■ WHAT YOU WILL DO
Gather up every line from the entries below that uses the word "xlabel".

■ EXERCISE MATERIALS
--- BEGIN ---

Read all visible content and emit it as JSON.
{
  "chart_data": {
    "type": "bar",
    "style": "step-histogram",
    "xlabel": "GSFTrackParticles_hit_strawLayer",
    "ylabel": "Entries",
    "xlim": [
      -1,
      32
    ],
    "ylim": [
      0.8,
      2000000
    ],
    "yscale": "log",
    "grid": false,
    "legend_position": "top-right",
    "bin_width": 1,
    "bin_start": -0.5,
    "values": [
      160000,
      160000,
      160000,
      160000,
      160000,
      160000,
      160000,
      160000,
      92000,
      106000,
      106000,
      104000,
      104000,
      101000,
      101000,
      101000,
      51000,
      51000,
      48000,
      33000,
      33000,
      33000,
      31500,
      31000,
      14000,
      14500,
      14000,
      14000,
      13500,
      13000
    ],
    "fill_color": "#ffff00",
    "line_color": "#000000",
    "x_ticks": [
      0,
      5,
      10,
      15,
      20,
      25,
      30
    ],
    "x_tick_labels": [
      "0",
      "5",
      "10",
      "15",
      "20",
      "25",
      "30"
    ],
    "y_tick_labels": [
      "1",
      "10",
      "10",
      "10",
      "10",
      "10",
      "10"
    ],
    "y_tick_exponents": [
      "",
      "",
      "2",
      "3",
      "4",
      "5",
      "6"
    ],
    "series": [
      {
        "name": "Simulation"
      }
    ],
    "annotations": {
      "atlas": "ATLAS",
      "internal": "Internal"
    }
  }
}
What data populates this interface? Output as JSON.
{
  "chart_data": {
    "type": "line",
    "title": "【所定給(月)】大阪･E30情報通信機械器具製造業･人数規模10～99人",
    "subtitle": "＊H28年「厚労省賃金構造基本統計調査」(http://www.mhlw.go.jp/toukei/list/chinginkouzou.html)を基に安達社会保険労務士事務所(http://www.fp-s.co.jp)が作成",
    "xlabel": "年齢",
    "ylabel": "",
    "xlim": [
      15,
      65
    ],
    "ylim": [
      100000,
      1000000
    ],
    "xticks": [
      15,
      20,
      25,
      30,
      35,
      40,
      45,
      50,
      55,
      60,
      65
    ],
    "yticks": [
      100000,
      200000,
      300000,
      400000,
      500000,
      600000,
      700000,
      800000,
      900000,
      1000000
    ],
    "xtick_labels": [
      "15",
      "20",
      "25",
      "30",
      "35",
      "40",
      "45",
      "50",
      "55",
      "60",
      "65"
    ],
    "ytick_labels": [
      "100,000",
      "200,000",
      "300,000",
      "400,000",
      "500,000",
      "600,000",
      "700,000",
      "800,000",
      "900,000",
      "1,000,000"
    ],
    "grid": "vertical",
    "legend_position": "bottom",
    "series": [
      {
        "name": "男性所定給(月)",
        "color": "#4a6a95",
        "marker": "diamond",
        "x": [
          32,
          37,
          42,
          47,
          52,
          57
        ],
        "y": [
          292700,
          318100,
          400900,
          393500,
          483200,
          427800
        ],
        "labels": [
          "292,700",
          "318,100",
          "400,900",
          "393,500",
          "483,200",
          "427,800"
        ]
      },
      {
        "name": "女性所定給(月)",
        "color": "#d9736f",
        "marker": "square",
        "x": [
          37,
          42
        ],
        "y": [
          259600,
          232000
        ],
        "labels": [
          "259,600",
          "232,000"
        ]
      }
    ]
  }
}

--- END ---

■ CORRECT ANSWER
    "xlabel": "GSFTrackParticles_hit_strawLayer",
    "xlabel": "年齢",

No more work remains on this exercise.